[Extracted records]

§

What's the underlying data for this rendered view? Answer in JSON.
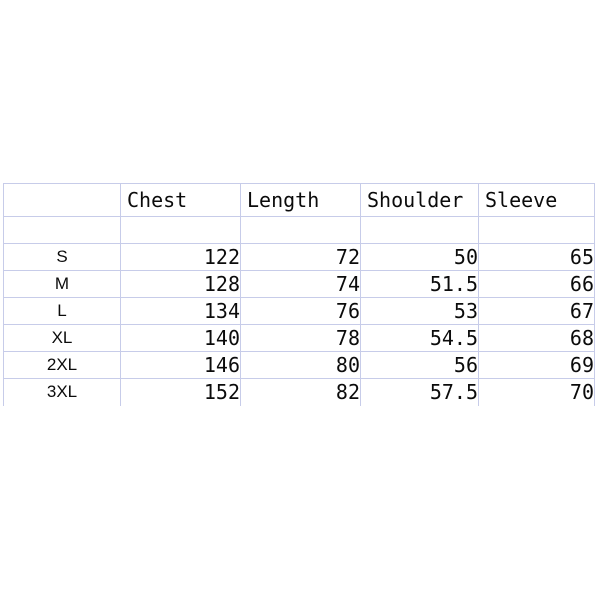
{
  "document": {
    "kind": "garment-size-chart",
    "background_color": "#ffffff",
    "gridline_color": "#c7cce9",
    "text_color": "#0b0b0b"
  },
  "table": {
    "corner_label": "",
    "columns": [
      {
        "key": "size",
        "label": ""
      },
      {
        "key": "chest",
        "label": "Chest"
      },
      {
        "key": "length",
        "label": "Length"
      },
      {
        "key": "shoulder",
        "label": "Shoulder"
      },
      {
        "key": "sleeve",
        "label": "Sleeve"
      }
    ],
    "spacer_row": {
      "size": "",
      "chest": "",
      "length": "",
      "shoulder": "",
      "sleeve": ""
    },
    "rows": [
      {
        "size": "S",
        "chest": "122",
        "length": "72",
        "shoulder": "50",
        "sleeve": "65"
      },
      {
        "size": "M",
        "chest": "128",
        "length": "74",
        "shoulder": "51.5",
        "sleeve": "66"
      },
      {
        "size": "L",
        "chest": "134",
        "length": "76",
        "shoulder": "53",
        "sleeve": "67"
      },
      {
        "size": "XL",
        "chest": "140",
        "length": "78",
        "shoulder": "54.5",
        "sleeve": "68"
      },
      {
        "size": "2XL",
        "chest": "146",
        "length": "80",
        "shoulder": "56",
        "sleeve": "69"
      },
      {
        "size": "3XL",
        "chest": "152",
        "length": "82",
        "shoulder": "57.5",
        "sleeve": "70"
      }
    ]
  }
}
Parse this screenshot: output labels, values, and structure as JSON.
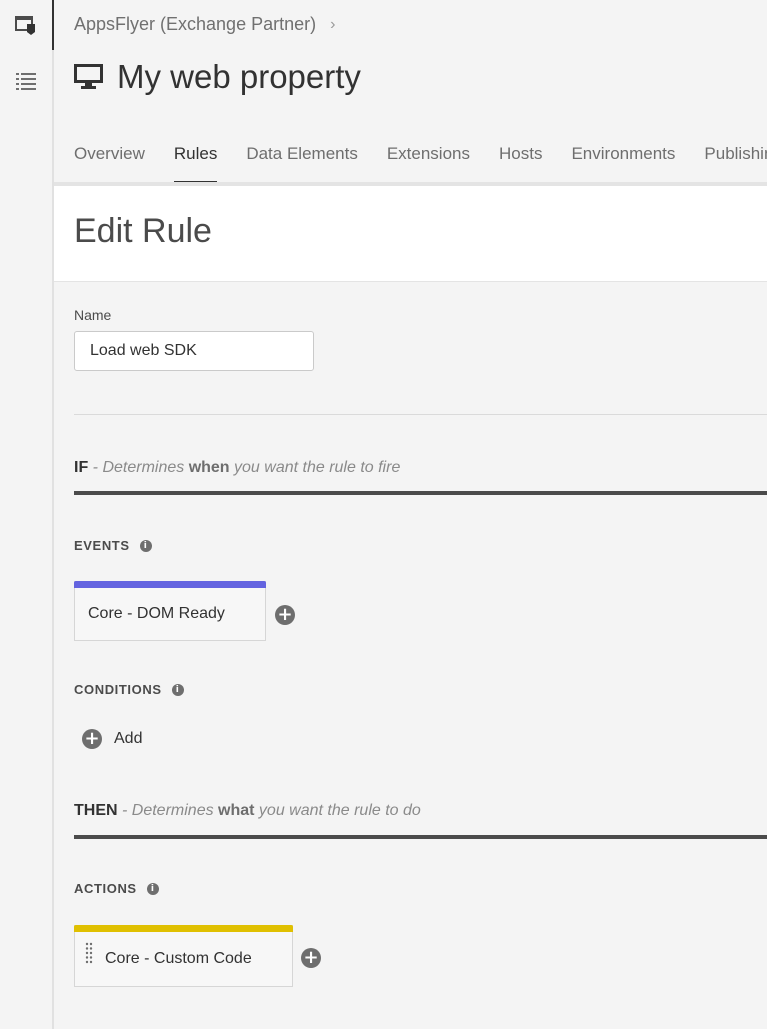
{
  "breadcrumb": {
    "company": "AppsFlyer (Exchange Partner)",
    "separator": "›"
  },
  "property": {
    "title": "My web property",
    "icon": "desktop-icon"
  },
  "rail": {
    "items": [
      {
        "icon": "property-tag-icon",
        "active": true
      },
      {
        "icon": "list-icon",
        "active": false
      }
    ]
  },
  "tabs": [
    {
      "label": "Overview"
    },
    {
      "label": "Rules",
      "active": true
    },
    {
      "label": "Data Elements"
    },
    {
      "label": "Extensions"
    },
    {
      "label": "Hosts"
    },
    {
      "label": "Environments"
    },
    {
      "label": "Publishing"
    }
  ],
  "page": {
    "title": "Edit Rule"
  },
  "form": {
    "name_label": "Name",
    "name_value": "Load web SDK"
  },
  "if_clause": {
    "keyword": "IF",
    "pre": " - Determines ",
    "em": "when",
    "post": " you want the rule to fire"
  },
  "then_clause": {
    "keyword": "THEN",
    "pre": " - Determines ",
    "em": "what",
    "post": " you want the rule to do"
  },
  "events": {
    "label": "EVENTS",
    "items": [
      {
        "name": "Core - DOM Ready",
        "color": "#6464e0"
      }
    ]
  },
  "conditions": {
    "label": "CONDITIONS",
    "add_label": "Add"
  },
  "actions": {
    "label": "ACTIONS",
    "items": [
      {
        "name": "Core - Custom Code",
        "color": "#e0c000"
      }
    ]
  },
  "colors": {
    "event_bar": "#6464e0",
    "action_bar": "#e0c000"
  }
}
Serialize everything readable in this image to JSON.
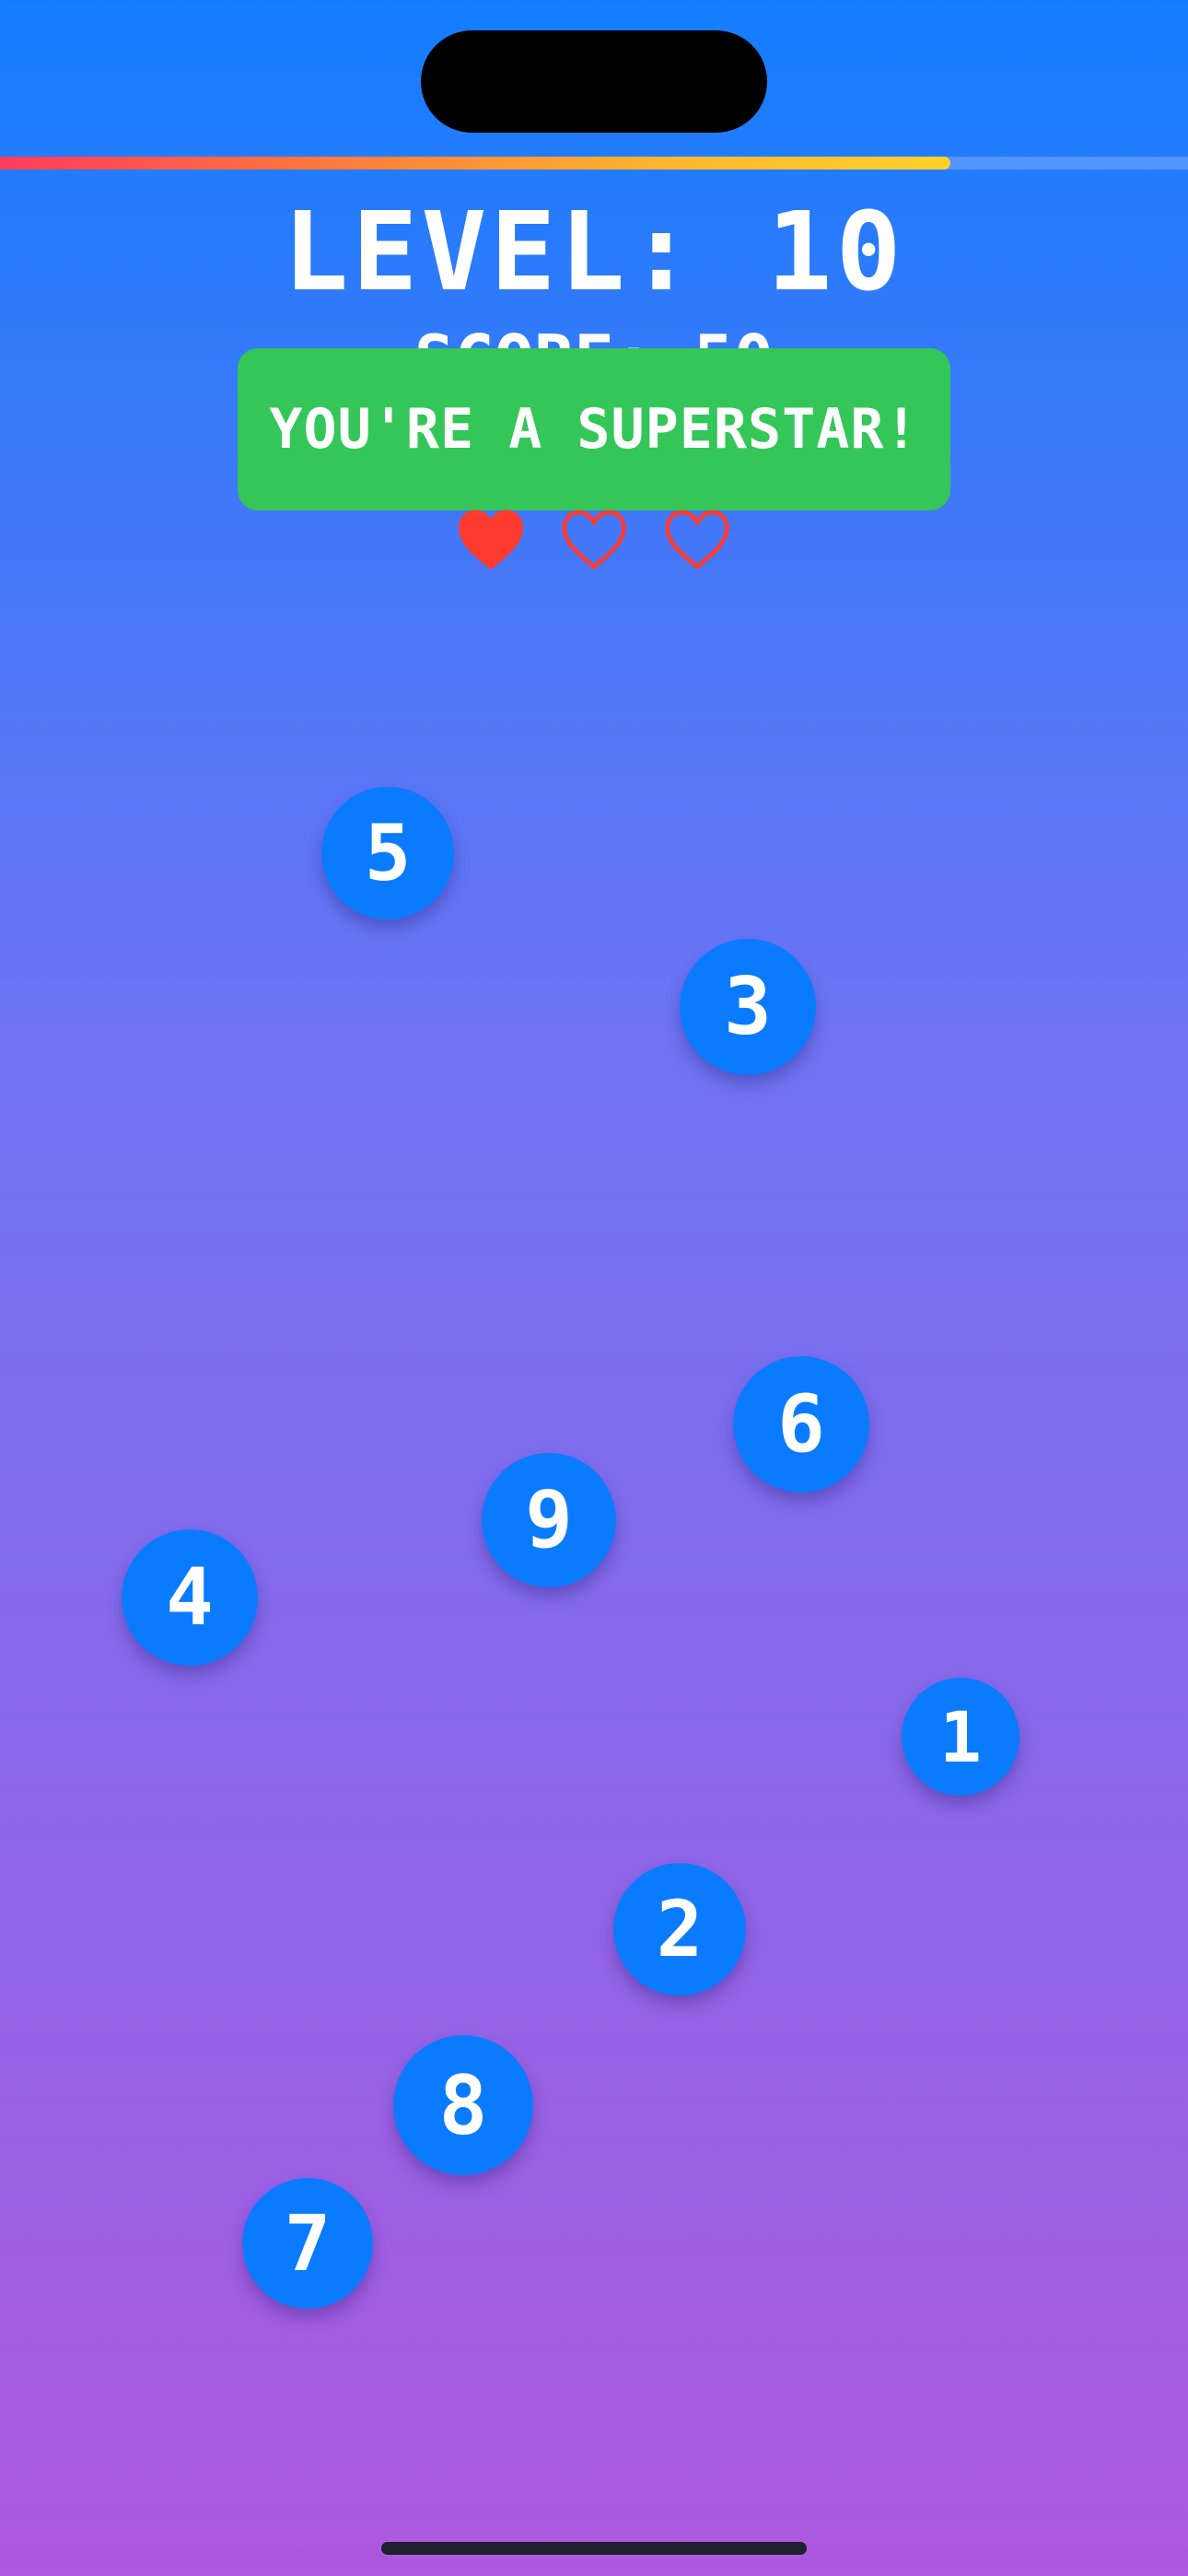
{
  "hud": {
    "level_text": "LEVEL: 10",
    "score_text": "SCORE: 50",
    "progress": 0.8,
    "progress_gradient": [
      "#ff3b5c",
      "#ff7a3b",
      "#ffb52e",
      "#ffd22a"
    ]
  },
  "toast": {
    "text": "YOU'RE A SUPERSTAR!",
    "color": "#34c659"
  },
  "lives": {
    "total": 3,
    "remaining": 1,
    "icon": "heart-icon",
    "color": "#ff3b30"
  },
  "bubbles": [
    {
      "number": "5"
    },
    {
      "number": "3"
    },
    {
      "number": "6"
    },
    {
      "number": "9"
    },
    {
      "number": "4"
    },
    {
      "number": "1"
    },
    {
      "number": "2"
    },
    {
      "number": "8"
    },
    {
      "number": "7"
    }
  ],
  "colors": {
    "bubble": "#0a7bfe",
    "background_top": "#147dfe",
    "background_bottom": "#ad58de"
  }
}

§

▸ **Instruction**
Write out the entries above word for word. Do not include the pictures.

▸ **Solution to this exercise**
What's the underlying data for this rendered view? Answer in JSON.
{
  "document": {
    "kind": "garment-size-chart",
    "background_color": "#ffffff",
    "gridline_color": "#c7cce9",
    "text_color": "#0b0b0b"
  },
  "table": {
    "corner_label": "",
    "columns": [
      {
        "key": "size",
        "label": ""
      },
      {
        "key": "chest",
        "label": "Chest"
      },
      {
        "key": "length",
        "label": "Length"
      },
      {
        "key": "shoulder",
        "label": "Shoulder"
      },
      {
        "key": "sleeve",
        "label": "Sleeve"
      }
    ],
    "spacer_row": {
      "size": "",
      "chest": "",
      "length": "",
      "shoulder": "",
      "sleeve": ""
    },
    "rows": [
      {
        "size": "S",
        "chest": "122",
        "length": "72",
        "shoulder": "50",
        "sleeve": "65"
      },
      {
        "size": "M",
        "chest": "128",
        "length": "74",
        "shoulder": "51.5",
        "sleeve": "66"
      },
      {
        "size": "L",
        "chest": "134",
        "length": "76",
        "shoulder": "53",
        "sleeve": "67"
      },
      {
        "size": "XL",
        "chest": "140",
        "length": "78",
        "shoulder": "54.5",
        "sleeve": "68"
      },
      {
        "size": "2XL",
        "chest": "146",
        "length": "80",
        "shoulder": "56",
        "sleeve": "69"
      },
      {
        "size": "3XL",
        "chest": "152",
        "length": "82",
        "shoulder": "57.5",
        "sleeve": "70"
      }
    ]
  }
}
Parse this screenshot: output labels, values, and structure as JSON.
{
  "breadcrumb": {
    "company": "AppsFlyer (Exchange Partner)",
    "separator": "›"
  },
  "property": {
    "title": "My web property",
    "icon": "desktop-icon"
  },
  "rail": {
    "items": [
      {
        "icon": "property-tag-icon",
        "active": true
      },
      {
        "icon": "list-icon",
        "active": false
      }
    ]
  },
  "tabs": [
    {
      "label": "Overview"
    },
    {
      "label": "Rules",
      "active": true
    },
    {
      "label": "Data Elements"
    },
    {
      "label": "Extensions"
    },
    {
      "label": "Hosts"
    },
    {
      "label": "Environments"
    },
    {
      "label": "Publishing"
    }
  ],
  "page": {
    "title": "Edit Rule"
  },
  "form": {
    "name_label": "Name",
    "name_value": "Load web SDK"
  },
  "if_clause": {
    "keyword": "IF",
    "pre": " - Determines ",
    "em": "when",
    "post": " you want the rule to fire"
  },
  "then_clause": {
    "keyword": "THEN",
    "pre": " - Determines ",
    "em": "what",
    "post": " you want the rule to do"
  },
  "events": {
    "label": "EVENTS",
    "items": [
      {
        "name": "Core - DOM Ready",
        "color": "#6464e0"
      }
    ]
  },
  "conditions": {
    "label": "CONDITIONS",
    "add_label": "Add"
  },
  "actions": {
    "label": "ACTIONS",
    "items": [
      {
        "name": "Core - Custom Code",
        "color": "#e0c000"
      }
    ]
  },
  "colors": {
    "event_bar": "#6464e0",
    "action_bar": "#e0c000"
  }
}
Serialize everything readable in this image to JSON.
{
  "hud": {
    "level_text": "LEVEL: 10",
    "score_text": "SCORE: 50",
    "progress": 0.8,
    "progress_gradient": [
      "#ff3b5c",
      "#ff7a3b",
      "#ffb52e",
      "#ffd22a"
    ]
  },
  "toast": {
    "text": "YOU'RE A SUPERSTAR!",
    "color": "#34c659"
  },
  "lives": {
    "total": 3,
    "remaining": 1,
    "icon": "heart-icon",
    "color": "#ff3b30"
  },
  "bubbles": [
    {
      "number": "5"
    },
    {
      "number": "3"
    },
    {
      "number": "6"
    },
    {
      "number": "9"
    },
    {
      "number": "4"
    },
    {
      "number": "1"
    },
    {
      "number": "2"
    },
    {
      "number": "8"
    },
    {
      "number": "7"
    }
  ],
  "colors": {
    "bubble": "#0a7bfe",
    "background_top": "#147dfe",
    "background_bottom": "#ad58de"
  }
}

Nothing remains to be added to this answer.